■ **Work to do**: Locate every line that holds the string "command" and copy it.

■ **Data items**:
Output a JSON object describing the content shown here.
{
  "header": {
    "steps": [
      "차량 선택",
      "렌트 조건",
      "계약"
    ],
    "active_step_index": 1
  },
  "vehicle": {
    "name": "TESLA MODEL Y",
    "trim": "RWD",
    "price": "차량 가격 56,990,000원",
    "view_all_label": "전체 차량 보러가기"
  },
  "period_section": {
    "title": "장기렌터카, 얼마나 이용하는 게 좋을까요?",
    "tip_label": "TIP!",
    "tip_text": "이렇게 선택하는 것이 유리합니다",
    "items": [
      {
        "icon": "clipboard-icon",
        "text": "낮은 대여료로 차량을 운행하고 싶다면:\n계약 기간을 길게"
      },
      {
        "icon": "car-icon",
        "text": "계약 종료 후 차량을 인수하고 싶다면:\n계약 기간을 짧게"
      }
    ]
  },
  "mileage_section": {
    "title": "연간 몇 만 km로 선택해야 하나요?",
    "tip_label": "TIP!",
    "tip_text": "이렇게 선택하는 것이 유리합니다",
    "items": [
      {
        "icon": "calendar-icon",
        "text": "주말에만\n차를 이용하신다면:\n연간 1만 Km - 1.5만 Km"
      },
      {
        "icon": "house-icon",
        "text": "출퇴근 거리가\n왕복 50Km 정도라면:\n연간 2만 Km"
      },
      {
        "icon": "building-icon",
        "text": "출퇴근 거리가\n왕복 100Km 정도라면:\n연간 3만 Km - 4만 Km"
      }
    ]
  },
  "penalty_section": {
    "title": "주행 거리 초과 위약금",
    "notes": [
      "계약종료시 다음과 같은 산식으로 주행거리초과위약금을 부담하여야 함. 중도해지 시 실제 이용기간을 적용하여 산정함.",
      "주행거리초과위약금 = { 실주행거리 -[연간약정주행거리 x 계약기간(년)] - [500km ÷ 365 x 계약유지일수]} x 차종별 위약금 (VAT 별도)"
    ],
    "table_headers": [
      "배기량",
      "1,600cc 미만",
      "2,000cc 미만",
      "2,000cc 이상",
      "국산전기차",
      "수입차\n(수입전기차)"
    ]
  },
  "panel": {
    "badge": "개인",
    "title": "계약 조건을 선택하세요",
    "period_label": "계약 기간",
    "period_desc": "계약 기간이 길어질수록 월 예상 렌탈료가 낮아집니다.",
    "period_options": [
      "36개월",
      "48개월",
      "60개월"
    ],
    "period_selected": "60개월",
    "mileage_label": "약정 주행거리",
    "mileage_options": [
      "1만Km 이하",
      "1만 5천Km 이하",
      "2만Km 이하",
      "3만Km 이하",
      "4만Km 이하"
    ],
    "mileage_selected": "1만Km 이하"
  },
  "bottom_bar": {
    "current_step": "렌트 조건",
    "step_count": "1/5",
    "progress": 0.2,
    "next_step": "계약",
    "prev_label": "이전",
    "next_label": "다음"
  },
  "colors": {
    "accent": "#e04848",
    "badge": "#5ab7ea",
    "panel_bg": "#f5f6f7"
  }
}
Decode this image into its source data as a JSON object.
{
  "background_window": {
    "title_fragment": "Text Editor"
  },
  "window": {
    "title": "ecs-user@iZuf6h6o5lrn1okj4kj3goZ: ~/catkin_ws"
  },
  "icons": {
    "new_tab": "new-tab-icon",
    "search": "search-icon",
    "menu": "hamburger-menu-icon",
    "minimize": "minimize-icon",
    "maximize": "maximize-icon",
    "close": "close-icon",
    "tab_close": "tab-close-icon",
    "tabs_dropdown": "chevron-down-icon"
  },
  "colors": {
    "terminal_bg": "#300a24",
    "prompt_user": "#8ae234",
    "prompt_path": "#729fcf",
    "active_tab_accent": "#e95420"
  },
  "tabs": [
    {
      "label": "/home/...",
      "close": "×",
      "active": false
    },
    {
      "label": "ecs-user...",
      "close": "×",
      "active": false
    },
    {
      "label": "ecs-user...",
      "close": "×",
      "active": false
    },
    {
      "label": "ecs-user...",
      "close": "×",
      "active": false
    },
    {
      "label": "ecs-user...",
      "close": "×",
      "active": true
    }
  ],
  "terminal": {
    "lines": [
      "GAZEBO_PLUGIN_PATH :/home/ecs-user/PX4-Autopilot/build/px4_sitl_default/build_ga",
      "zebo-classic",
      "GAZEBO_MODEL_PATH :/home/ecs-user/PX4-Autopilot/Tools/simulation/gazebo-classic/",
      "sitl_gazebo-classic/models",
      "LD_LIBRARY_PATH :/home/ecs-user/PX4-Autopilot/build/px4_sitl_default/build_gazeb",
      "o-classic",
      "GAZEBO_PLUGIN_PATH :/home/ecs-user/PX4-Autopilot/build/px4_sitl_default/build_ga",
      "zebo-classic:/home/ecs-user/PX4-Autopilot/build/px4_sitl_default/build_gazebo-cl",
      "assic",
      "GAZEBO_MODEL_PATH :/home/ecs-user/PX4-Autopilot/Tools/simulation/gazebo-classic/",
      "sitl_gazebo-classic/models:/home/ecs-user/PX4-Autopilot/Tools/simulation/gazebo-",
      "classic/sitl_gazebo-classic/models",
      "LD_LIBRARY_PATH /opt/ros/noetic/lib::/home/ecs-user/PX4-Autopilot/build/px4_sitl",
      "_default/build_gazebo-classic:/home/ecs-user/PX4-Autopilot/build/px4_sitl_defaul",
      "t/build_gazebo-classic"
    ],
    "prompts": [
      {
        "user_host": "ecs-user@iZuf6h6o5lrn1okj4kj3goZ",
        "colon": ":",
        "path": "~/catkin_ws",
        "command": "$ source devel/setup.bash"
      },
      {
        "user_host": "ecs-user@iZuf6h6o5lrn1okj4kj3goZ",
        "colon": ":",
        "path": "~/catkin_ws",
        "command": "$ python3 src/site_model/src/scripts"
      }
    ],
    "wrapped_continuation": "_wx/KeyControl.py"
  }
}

■ **Solution to this task**:
        "command": "$ source devel/setup.bash"
        "command": "$ python3 src/site_model/src/scripts"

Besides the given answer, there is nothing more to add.